What is expected:
Pull each line containing "diskussion" from the data.

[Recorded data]
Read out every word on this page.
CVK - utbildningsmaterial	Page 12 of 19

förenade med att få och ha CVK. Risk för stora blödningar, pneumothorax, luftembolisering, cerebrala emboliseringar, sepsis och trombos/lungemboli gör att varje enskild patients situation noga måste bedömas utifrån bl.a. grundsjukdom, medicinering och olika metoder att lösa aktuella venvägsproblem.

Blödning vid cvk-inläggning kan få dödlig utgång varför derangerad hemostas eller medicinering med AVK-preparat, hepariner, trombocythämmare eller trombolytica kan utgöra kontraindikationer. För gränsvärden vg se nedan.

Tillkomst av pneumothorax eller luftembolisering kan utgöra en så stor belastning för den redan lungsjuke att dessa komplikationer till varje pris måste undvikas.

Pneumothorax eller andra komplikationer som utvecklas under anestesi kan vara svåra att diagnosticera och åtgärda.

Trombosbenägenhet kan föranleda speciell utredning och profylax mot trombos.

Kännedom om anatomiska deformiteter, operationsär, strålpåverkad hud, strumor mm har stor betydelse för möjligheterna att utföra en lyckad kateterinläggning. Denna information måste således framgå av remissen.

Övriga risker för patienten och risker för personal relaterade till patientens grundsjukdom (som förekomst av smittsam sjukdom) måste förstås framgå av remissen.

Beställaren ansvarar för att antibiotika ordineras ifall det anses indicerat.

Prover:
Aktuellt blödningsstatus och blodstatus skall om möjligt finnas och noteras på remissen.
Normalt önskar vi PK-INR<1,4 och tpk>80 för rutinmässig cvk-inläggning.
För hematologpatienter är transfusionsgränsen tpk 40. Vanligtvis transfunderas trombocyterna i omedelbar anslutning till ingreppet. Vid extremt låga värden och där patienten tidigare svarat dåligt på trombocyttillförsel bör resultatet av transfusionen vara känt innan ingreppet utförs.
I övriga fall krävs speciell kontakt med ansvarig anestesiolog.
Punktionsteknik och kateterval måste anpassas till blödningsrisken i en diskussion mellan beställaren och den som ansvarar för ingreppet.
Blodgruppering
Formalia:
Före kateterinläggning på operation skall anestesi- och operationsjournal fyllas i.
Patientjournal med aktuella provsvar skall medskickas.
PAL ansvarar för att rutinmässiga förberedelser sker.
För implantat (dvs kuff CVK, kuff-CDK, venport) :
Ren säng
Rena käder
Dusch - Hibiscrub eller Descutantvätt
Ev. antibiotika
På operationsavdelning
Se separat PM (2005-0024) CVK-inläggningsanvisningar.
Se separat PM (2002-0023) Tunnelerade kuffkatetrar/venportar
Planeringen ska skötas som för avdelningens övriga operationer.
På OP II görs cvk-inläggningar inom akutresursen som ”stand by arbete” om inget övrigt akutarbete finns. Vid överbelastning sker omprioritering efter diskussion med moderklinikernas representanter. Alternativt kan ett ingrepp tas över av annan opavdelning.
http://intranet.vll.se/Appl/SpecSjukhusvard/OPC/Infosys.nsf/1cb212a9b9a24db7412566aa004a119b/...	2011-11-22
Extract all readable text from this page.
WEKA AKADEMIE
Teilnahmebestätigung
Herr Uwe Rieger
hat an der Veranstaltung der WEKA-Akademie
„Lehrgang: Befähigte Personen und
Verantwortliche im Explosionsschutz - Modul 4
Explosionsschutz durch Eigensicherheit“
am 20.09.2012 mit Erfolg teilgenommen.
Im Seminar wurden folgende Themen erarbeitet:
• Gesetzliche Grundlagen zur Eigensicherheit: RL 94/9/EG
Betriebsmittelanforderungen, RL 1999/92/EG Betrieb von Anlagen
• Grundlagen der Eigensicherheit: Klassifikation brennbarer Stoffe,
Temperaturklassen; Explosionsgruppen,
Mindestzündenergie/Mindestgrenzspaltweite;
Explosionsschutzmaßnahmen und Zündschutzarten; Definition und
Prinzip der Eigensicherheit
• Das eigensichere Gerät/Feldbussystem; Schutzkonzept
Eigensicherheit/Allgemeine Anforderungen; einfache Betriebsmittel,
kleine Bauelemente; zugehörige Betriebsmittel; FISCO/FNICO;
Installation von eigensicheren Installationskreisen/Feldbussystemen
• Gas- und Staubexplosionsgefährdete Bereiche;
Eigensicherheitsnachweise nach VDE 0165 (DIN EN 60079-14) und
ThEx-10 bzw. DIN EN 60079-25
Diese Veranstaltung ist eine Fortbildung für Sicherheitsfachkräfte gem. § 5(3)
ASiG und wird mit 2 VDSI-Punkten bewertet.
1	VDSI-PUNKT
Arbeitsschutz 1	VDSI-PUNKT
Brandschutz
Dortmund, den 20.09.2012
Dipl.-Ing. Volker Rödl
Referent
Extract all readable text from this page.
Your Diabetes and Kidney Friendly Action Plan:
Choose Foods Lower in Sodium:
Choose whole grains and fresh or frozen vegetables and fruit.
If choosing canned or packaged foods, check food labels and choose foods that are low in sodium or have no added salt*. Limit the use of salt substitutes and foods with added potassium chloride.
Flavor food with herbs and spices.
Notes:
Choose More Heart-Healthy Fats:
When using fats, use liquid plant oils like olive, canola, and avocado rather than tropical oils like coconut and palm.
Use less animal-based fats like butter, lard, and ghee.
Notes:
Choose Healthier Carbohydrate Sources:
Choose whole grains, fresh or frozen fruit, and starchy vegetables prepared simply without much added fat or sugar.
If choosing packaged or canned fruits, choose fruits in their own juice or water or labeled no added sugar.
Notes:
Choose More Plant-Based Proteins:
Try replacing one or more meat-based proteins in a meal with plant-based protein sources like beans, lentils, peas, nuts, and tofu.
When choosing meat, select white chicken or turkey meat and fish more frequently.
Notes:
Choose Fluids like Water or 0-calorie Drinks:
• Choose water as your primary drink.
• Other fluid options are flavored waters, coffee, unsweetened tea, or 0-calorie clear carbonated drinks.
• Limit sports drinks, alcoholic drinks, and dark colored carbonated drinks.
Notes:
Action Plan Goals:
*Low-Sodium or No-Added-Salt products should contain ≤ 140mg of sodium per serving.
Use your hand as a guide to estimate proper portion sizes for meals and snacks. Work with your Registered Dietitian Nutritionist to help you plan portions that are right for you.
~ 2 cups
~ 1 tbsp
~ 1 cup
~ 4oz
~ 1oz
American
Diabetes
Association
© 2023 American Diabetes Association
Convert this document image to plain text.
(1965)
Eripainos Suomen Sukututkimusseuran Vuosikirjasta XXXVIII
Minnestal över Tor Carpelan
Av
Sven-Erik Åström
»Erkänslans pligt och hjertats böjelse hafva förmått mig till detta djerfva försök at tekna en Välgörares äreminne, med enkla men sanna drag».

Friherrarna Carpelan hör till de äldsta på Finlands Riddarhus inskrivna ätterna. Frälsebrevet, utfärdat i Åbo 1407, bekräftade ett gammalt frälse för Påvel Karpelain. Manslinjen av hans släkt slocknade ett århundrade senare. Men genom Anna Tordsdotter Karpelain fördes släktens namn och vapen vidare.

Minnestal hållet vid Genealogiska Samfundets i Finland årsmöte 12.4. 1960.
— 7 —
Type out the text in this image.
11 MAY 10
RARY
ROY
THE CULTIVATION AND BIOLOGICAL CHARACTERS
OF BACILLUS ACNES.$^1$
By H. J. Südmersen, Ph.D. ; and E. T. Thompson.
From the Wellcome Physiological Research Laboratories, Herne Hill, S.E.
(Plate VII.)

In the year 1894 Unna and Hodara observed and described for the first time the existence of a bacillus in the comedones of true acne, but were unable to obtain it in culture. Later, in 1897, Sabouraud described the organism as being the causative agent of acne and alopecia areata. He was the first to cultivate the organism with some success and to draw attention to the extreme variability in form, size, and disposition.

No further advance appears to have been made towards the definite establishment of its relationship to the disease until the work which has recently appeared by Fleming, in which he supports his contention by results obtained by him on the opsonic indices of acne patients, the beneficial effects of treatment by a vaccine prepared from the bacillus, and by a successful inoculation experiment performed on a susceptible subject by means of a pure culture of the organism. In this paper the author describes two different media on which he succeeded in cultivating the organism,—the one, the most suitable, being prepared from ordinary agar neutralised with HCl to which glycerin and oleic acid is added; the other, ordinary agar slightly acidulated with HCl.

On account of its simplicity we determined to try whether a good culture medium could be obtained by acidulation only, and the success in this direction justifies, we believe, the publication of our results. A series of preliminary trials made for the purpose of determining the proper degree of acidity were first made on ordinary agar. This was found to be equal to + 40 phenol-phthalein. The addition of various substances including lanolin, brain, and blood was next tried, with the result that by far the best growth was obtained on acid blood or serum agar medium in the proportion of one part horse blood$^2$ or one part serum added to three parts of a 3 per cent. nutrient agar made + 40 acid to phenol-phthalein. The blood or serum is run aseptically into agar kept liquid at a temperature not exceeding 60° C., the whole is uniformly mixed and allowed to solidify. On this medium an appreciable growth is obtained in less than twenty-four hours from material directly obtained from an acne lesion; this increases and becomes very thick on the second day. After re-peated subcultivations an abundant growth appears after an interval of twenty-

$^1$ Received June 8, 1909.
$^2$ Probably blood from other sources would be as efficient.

Output for this exercise:
Punktionsteknik och kateterval måste anpassas till blödningsrisken i en diskussion mellan beställaren och den som ansvarar för ingreppet.
På OP II görs cvk-inläggningar inom akutresursen som ”stand by arbete” om inget övrigt akutarbete finns. Vid överbelastning sker omprioritering efter diskussion med moderklinikernas representanter. Alternativt kan ett ingrepp tas över av annan opavdelning.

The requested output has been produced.